* _The exercise_
Omit the images. Copy each entry word for word.

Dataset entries
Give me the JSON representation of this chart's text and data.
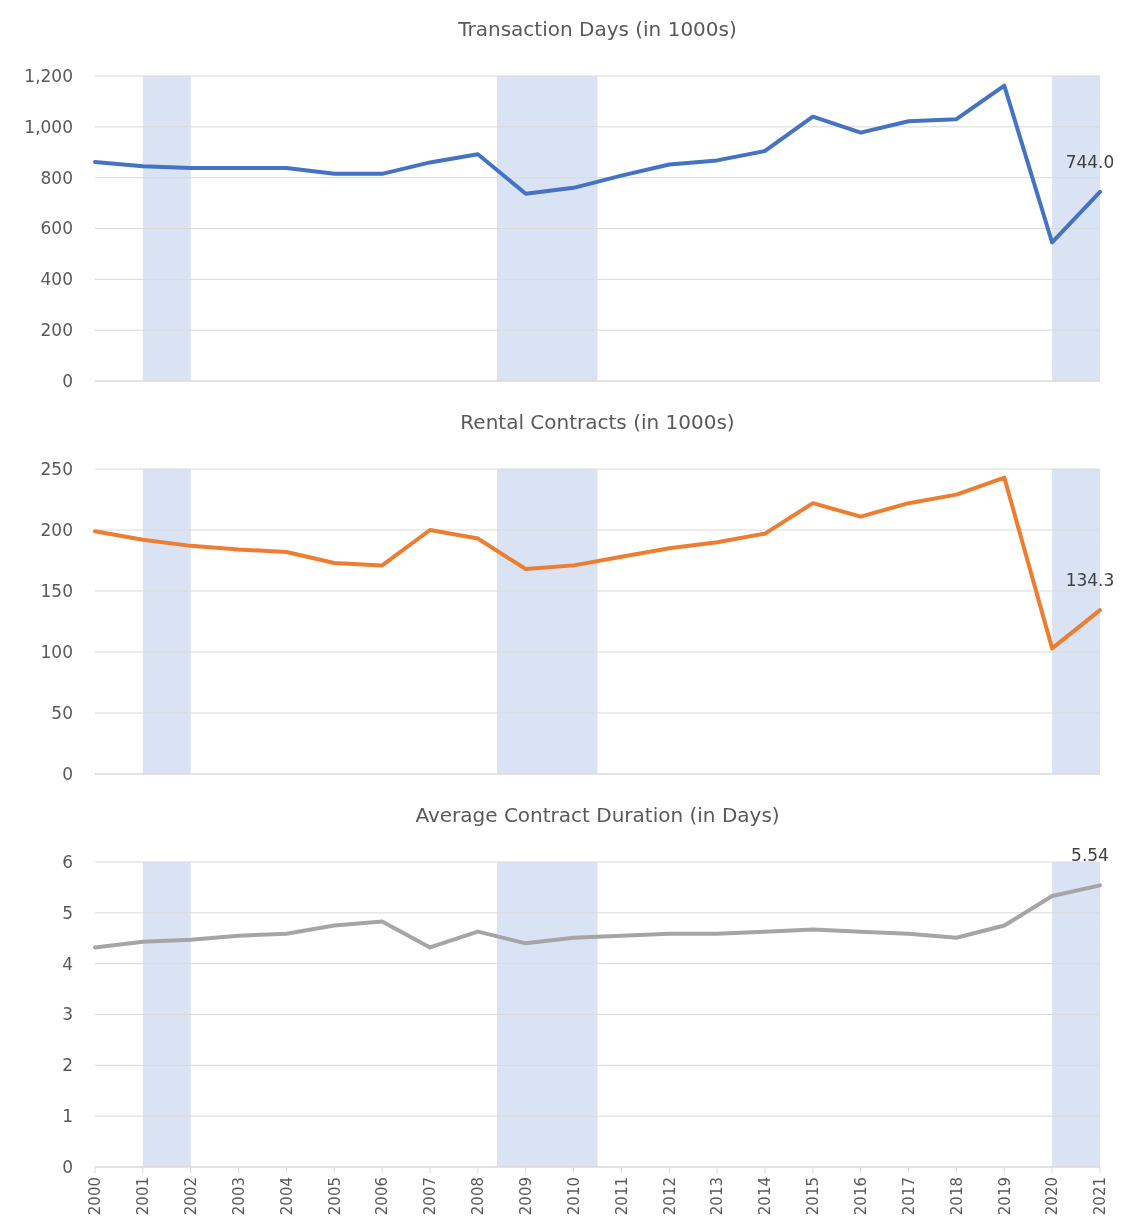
{
  "chart_data": [
    {
      "type": "line",
      "title": "Transaction Days (in 1000s)",
      "x": [
        2000,
        2001,
        2002,
        2003,
        2004,
        2005,
        2006,
        2007,
        2008,
        2009,
        2010,
        2011,
        2012,
        2013,
        2014,
        2015,
        2016,
        2017,
        2018,
        2019,
        2020,
        2021
      ],
      "xlim": [
        2000,
        2021
      ],
      "ylim": [
        0,
        1200
      ],
      "yticks": [
        {
          "value": 0,
          "label": "0"
        },
        {
          "value": 200,
          "label": "200"
        },
        {
          "value": 400,
          "label": "400"
        },
        {
          "value": 600,
          "label": "600"
        },
        {
          "value": 800,
          "label": "800"
        },
        {
          "value": 1000,
          "label": "1,000"
        },
        {
          "value": 1200,
          "label": "1,200"
        }
      ],
      "grid": "y",
      "tick_labels": "y",
      "series": [
        {
          "color": "#4472c4",
          "values": [
            862,
            845,
            838,
            838,
            838,
            815,
            815,
            860,
            892,
            737,
            760,
            808,
            852,
            868,
            905,
            1040,
            977,
            1022,
            1030,
            1162,
            545,
            744
          ],
          "value_labels": [
            null,
            null,
            null,
            null,
            null,
            null,
            null,
            null,
            null,
            null,
            null,
            null,
            null,
            null,
            null,
            null,
            null,
            null,
            null,
            null,
            null,
            "744.0"
          ]
        }
      ],
      "bands": [
        {
          "axis": "x",
          "from": 2001,
          "to": 2002,
          "color": "#dae3f3"
        },
        {
          "axis": "x",
          "from": 2008.4,
          "to": 2010.5,
          "color": "#dae3f3"
        },
        {
          "axis": "x",
          "from": 2020,
          "to": 2021,
          "color": "#dae3f3"
        }
      ]
    },
    {
      "type": "line",
      "title": "Rental Contracts (in 1000s)",
      "x": [
        2000,
        2001,
        2002,
        2003,
        2004,
        2005,
        2006,
        2007,
        2008,
        2009,
        2010,
        2011,
        2012,
        2013,
        2014,
        2015,
        2016,
        2017,
        2018,
        2019,
        2020,
        2021
      ],
      "xlim": [
        2000,
        2021
      ],
      "ylim": [
        0,
        250
      ],
      "yticks": [
        0,
        50,
        100,
        150,
        200,
        250
      ],
      "grid": "y",
      "tick_labels": "y",
      "series": [
        {
          "color": "#ed7d31",
          "values": [
            199,
            192,
            187,
            184,
            182,
            173,
            171,
            200,
            193,
            168,
            171,
            178,
            185,
            190,
            197,
            222,
            211,
            222,
            229,
            243,
            103,
            134.3
          ],
          "value_labels": [
            null,
            null,
            null,
            null,
            null,
            null,
            null,
            null,
            null,
            null,
            null,
            null,
            null,
            null,
            null,
            null,
            null,
            null,
            null,
            null,
            null,
            "134.3"
          ]
        }
      ],
      "bands": [
        {
          "axis": "x",
          "from": 2001,
          "to": 2002,
          "color": "#dae3f3"
        },
        {
          "axis": "x",
          "from": 2008.4,
          "to": 2010.5,
          "color": "#dae3f3"
        },
        {
          "axis": "x",
          "from": 2020,
          "to": 2021,
          "color": "#dae3f3"
        }
      ]
    },
    {
      "type": "line",
      "title": "Average Contract Duration (in Days)",
      "x": [
        2000,
        2001,
        2002,
        2003,
        2004,
        2005,
        2006,
        2007,
        2008,
        2009,
        2010,
        2011,
        2012,
        2013,
        2014,
        2015,
        2016,
        2017,
        2018,
        2019,
        2020,
        2021
      ],
      "xlim": [
        2000,
        2021
      ],
      "xticks": [
        2000,
        2001,
        2002,
        2003,
        2004,
        2005,
        2006,
        2007,
        2008,
        2009,
        2010,
        2011,
        2012,
        2013,
        2014,
        2015,
        2016,
        2017,
        2018,
        2019,
        2020,
        2021
      ],
      "ylim": [
        0,
        6
      ],
      "yticks": [
        0,
        1,
        2,
        3,
        4,
        5,
        6
      ],
      "grid": "y",
      "series": [
        {
          "color": "#a5a5a5",
          "values": [
            4.32,
            4.43,
            4.47,
            4.55,
            4.59,
            4.75,
            4.83,
            4.32,
            4.63,
            4.4,
            4.51,
            4.55,
            4.59,
            4.59,
            4.63,
            4.67,
            4.63,
            4.59,
            4.51,
            4.75,
            5.33,
            5.54
          ],
          "value_labels": [
            null,
            null,
            null,
            null,
            null,
            null,
            null,
            null,
            null,
            null,
            null,
            null,
            null,
            null,
            null,
            null,
            null,
            null,
            null,
            null,
            null,
            "5.54"
          ]
        }
      ],
      "bands": [
        {
          "axis": "x",
          "from": 2001,
          "to": 2002,
          "color": "#dae3f3"
        },
        {
          "axis": "x",
          "from": 2008.4,
          "to": 2010.5,
          "color": "#dae3f3"
        },
        {
          "axis": "x",
          "from": 2020,
          "to": 2021,
          "color": "#dae3f3"
        }
      ]
    }
  ]
}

* _Solution to this task_
Give me the JSON representation of this chart's text and data.
{
  "chart_data": [
    {
      "type": "line",
      "title": "Transaction Days (in 1000s)",
      "x": [
        2000,
        2001,
        2002,
        2003,
        2004,
        2005,
        2006,
        2007,
        2008,
        2009,
        2010,
        2011,
        2012,
        2013,
        2014,
        2015,
        2016,
        2017,
        2018,
        2019,
        2020,
        2021
      ],
      "xlim": [
        2000,
        2021
      ],
      "ylim": [
        0,
        1200
      ],
      "yticks": [
        {
          "value": 0,
          "label": "0"
        },
        {
          "value": 200,
          "label": "200"
        },
        {
          "value": 400,
          "label": "400"
        },
        {
          "value": 600,
          "label": "600"
        },
        {
          "value": 800,
          "label": "800"
        },
        {
          "value": 1000,
          "label": "1,000"
        },
        {
          "value": 1200,
          "label": "1,200"
        }
      ],
      "grid": "y",
      "tick_labels": "y",
      "series": [
        {
          "color": "#4472c4",
          "values": [
            862,
            845,
            838,
            838,
            838,
            815,
            815,
            860,
            892,
            737,
            760,
            808,
            852,
            868,
            905,
            1040,
            977,
            1022,
            1030,
            1162,
            545,
            744
          ],
          "value_labels": [
            null,
            null,
            null,
            null,
            null,
            null,
            null,
            null,
            null,
            null,
            null,
            null,
            null,
            null,
            null,
            null,
            null,
            null,
            null,
            null,
            null,
            "744.0"
          ]
        }
      ],
      "bands": [
        {
          "axis": "x",
          "from": 2001,
          "to": 2002,
          "color": "#dae3f3"
        },
        {
          "axis": "x",
          "from": 2008.4,
          "to": 2010.5,
          "color": "#dae3f3"
        },
        {
          "axis": "x",
          "from": 2020,
          "to": 2021,
          "color": "#dae3f3"
        }
      ]
    },
    {
      "type": "line",
      "title": "Rental Contracts (in 1000s)",
      "x": [
        2000,
        2001,
        2002,
        2003,
        2004,
        2005,
        2006,
        2007,
        2008,
        2009,
        2010,
        2011,
        2012,
        2013,
        2014,
        2015,
        2016,
        2017,
        2018,
        2019,
        2020,
        2021
      ],
      "xlim": [
        2000,
        2021
      ],
      "ylim": [
        0,
        250
      ],
      "yticks": [
        0,
        50,
        100,
        150,
        200,
        250
      ],
      "grid": "y",
      "tick_labels": "y",
      "series": [
        {
          "color": "#ed7d31",
          "values": [
            199,
            192,
            187,
            184,
            182,
            173,
            171,
            200,
            193,
            168,
            171,
            178,
            185,
            190,
            197,
            222,
            211,
            222,
            229,
            243,
            103,
            134.3
          ],
          "value_labels": [
            null,
            null,
            null,
            null,
            null,
            null,
            null,
            null,
            null,
            null,
            null,
            null,
            null,
            null,
            null,
            null,
            null,
            null,
            null,
            null,
            null,
            "134.3"
          ]
        }
      ],
      "bands": [
        {
          "axis": "x",
          "from": 2001,
          "to": 2002,
          "color": "#dae3f3"
        },
        {
          "axis": "x",
          "from": 2008.4,
          "to": 2010.5,
          "color": "#dae3f3"
        },
        {
          "axis": "x",
          "from": 2020,
          "to": 2021,
          "color": "#dae3f3"
        }
      ]
    },
    {
      "type": "line",
      "title": "Average Contract Duration (in Days)",
      "x": [
        2000,
        2001,
        2002,
        2003,
        2004,
        2005,
        2006,
        2007,
        2008,
        2009,
        2010,
        2011,
        2012,
        2013,
        2014,
        2015,
        2016,
        2017,
        2018,
        2019,
        2020,
        2021
      ],
      "xlim": [
        2000,
        2021
      ],
      "xticks": [
        2000,
        2001,
        2002,
        2003,
        2004,
        2005,
        2006,
        2007,
        2008,
        2009,
        2010,
        2011,
        2012,
        2013,
        2014,
        2015,
        2016,
        2017,
        2018,
        2019,
        2020,
        2021
      ],
      "ylim": [
        0,
        6
      ],
      "yticks": [
        0,
        1,
        2,
        3,
        4,
        5,
        6
      ],
      "grid": "y",
      "series": [
        {
          "color": "#a5a5a5",
          "values": [
            4.32,
            4.43,
            4.47,
            4.55,
            4.59,
            4.75,
            4.83,
            4.32,
            4.63,
            4.4,
            4.51,
            4.55,
            4.59,
            4.59,
            4.63,
            4.67,
            4.63,
            4.59,
            4.51,
            4.75,
            5.33,
            5.54
          ],
          "value_labels": [
            null,
            null,
            null,
            null,
            null,
            null,
            null,
            null,
            null,
            null,
            null,
            null,
            null,
            null,
            null,
            null,
            null,
            null,
            null,
            null,
            null,
            "5.54"
          ]
        }
      ],
      "bands": [
        {
          "axis": "x",
          "from": 2001,
          "to": 2002,
          "color": "#dae3f3"
        },
        {
          "axis": "x",
          "from": 2008.4,
          "to": 2010.5,
          "color": "#dae3f3"
        },
        {
          "axis": "x",
          "from": 2020,
          "to": 2021,
          "color": "#dae3f3"
        }
      ]
    }
  ]
}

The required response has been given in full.